◆ **Aim**:
Find the word "title" in the records below. List each line containing it.

◆ **Input**:
———
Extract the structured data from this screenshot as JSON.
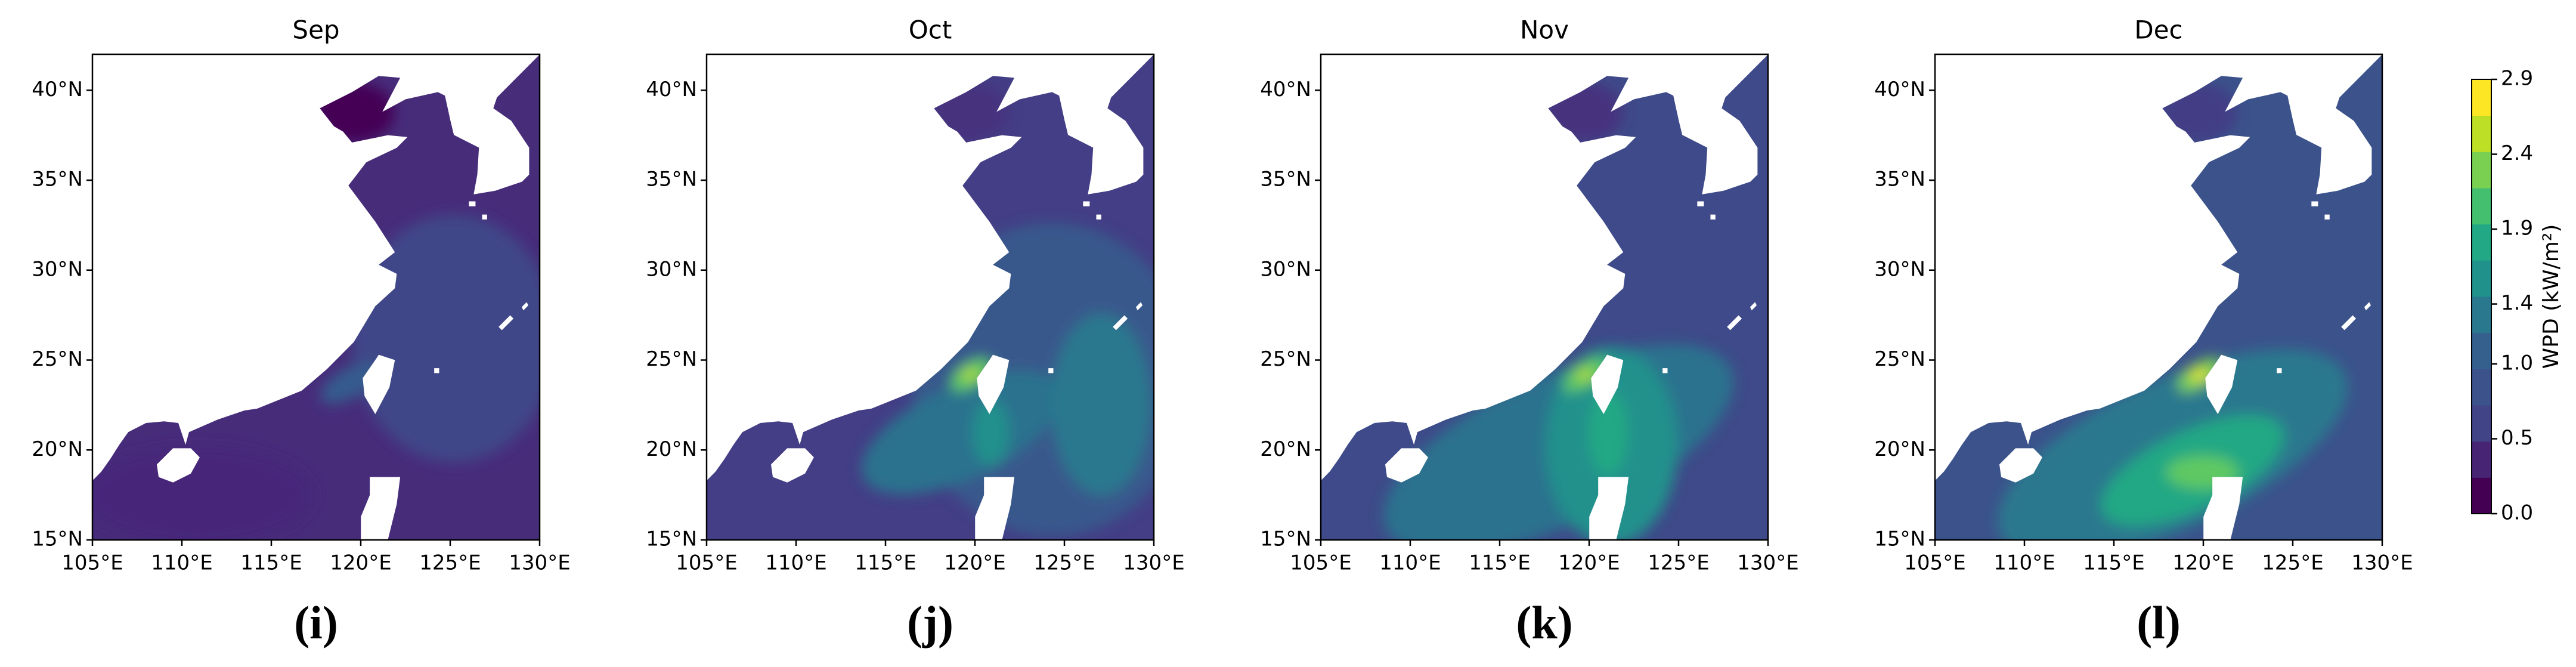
{
  "chart_data": [
    {
      "type": "map",
      "title": "Sep",
      "caption": "(i)",
      "xlim": [
        105,
        130
      ],
      "ylim": [
        15,
        42
      ],
      "xticks": [
        {
          "value": 105,
          "label": "105°E"
        },
        {
          "value": 110,
          "label": "110°E"
        },
        {
          "value": 115,
          "label": "115°E"
        },
        {
          "value": 120,
          "label": "120°E"
        },
        {
          "value": 125,
          "label": "125°E"
        },
        {
          "value": 130,
          "label": "130°E"
        }
      ],
      "yticks": [
        {
          "value": 15,
          "label": "15°N"
        },
        {
          "value": 20,
          "label": "20°N"
        },
        {
          "value": 25,
          "label": "25°N"
        },
        {
          "value": 30,
          "label": "30°N"
        },
        {
          "value": 35,
          "label": "35°N"
        },
        {
          "value": 40,
          "label": "40°N"
        }
      ]
    },
    {
      "type": "map",
      "title": "Oct",
      "caption": "(j)",
      "xlim": [
        105,
        130
      ],
      "ylim": [
        15,
        42
      ],
      "xticks": [
        {
          "value": 105,
          "label": "105°E"
        },
        {
          "value": 110,
          "label": "110°E"
        },
        {
          "value": 115,
          "label": "115°E"
        },
        {
          "value": 120,
          "label": "120°E"
        },
        {
          "value": 125,
          "label": "125°E"
        },
        {
          "value": 130,
          "label": "130°E"
        }
      ],
      "yticks": [
        {
          "value": 15,
          "label": "15°N"
        },
        {
          "value": 20,
          "label": "20°N"
        },
        {
          "value": 25,
          "label": "25°N"
        },
        {
          "value": 30,
          "label": "30°N"
        },
        {
          "value": 35,
          "label": "35°N"
        },
        {
          "value": 40,
          "label": "40°N"
        }
      ]
    },
    {
      "type": "map",
      "title": "Nov",
      "caption": "(k)",
      "xlim": [
        105,
        130
      ],
      "ylim": [
        15,
        42
      ],
      "xticks": [
        {
          "value": 105,
          "label": "105°E"
        },
        {
          "value": 110,
          "label": "110°E"
        },
        {
          "value": 115,
          "label": "115°E"
        },
        {
          "value": 120,
          "label": "120°E"
        },
        {
          "value": 125,
          "label": "125°E"
        },
        {
          "value": 130,
          "label": "130°E"
        }
      ],
      "yticks": [
        {
          "value": 15,
          "label": "15°N"
        },
        {
          "value": 20,
          "label": "20°N"
        },
        {
          "value": 25,
          "label": "25°N"
        },
        {
          "value": 30,
          "label": "30°N"
        },
        {
          "value": 35,
          "label": "35°N"
        },
        {
          "value": 40,
          "label": "40°N"
        }
      ]
    },
    {
      "type": "map",
      "title": "Dec",
      "caption": "(l)",
      "xlim": [
        105,
        130
      ],
      "ylim": [
        15,
        42
      ],
      "xticks": [
        {
          "value": 105,
          "label": "105°E"
        },
        {
          "value": 110,
          "label": "110°E"
        },
        {
          "value": 115,
          "label": "115°E"
        },
        {
          "value": 120,
          "label": "120°E"
        },
        {
          "value": 125,
          "label": "125°E"
        },
        {
          "value": 130,
          "label": "130°E"
        }
      ],
      "yticks": [
        {
          "value": 15,
          "label": "15°N"
        },
        {
          "value": 20,
          "label": "20°N"
        },
        {
          "value": 25,
          "label": "25°N"
        },
        {
          "value": 30,
          "label": "30°N"
        },
        {
          "value": 35,
          "label": "35°N"
        },
        {
          "value": 40,
          "label": "40°N"
        }
      ]
    },
    {
      "type": "colorbar",
      "label": "WPD (kW/m²)",
      "ylim": [
        0,
        2.9
      ],
      "yticks": [
        {
          "value": 0,
          "label": "0.0"
        },
        0.5,
        {
          "value": 1,
          "label": "1.0"
        },
        1.4,
        1.9,
        2.4,
        2.9
      ],
      "colors": [
        "#440154",
        "#482475",
        "#414487",
        "#3b528b",
        "#355f8d",
        "#2a788e",
        "#21918c",
        "#22a884",
        "#44bf70",
        "#7ad151",
        "#bddf26",
        "#fde725"
      ]
    }
  ]
}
———
◆ **Answer for the task**:
      "title": "Sep",
      "title": "Oct",
      "title": "Nov",
      "title": "Dec",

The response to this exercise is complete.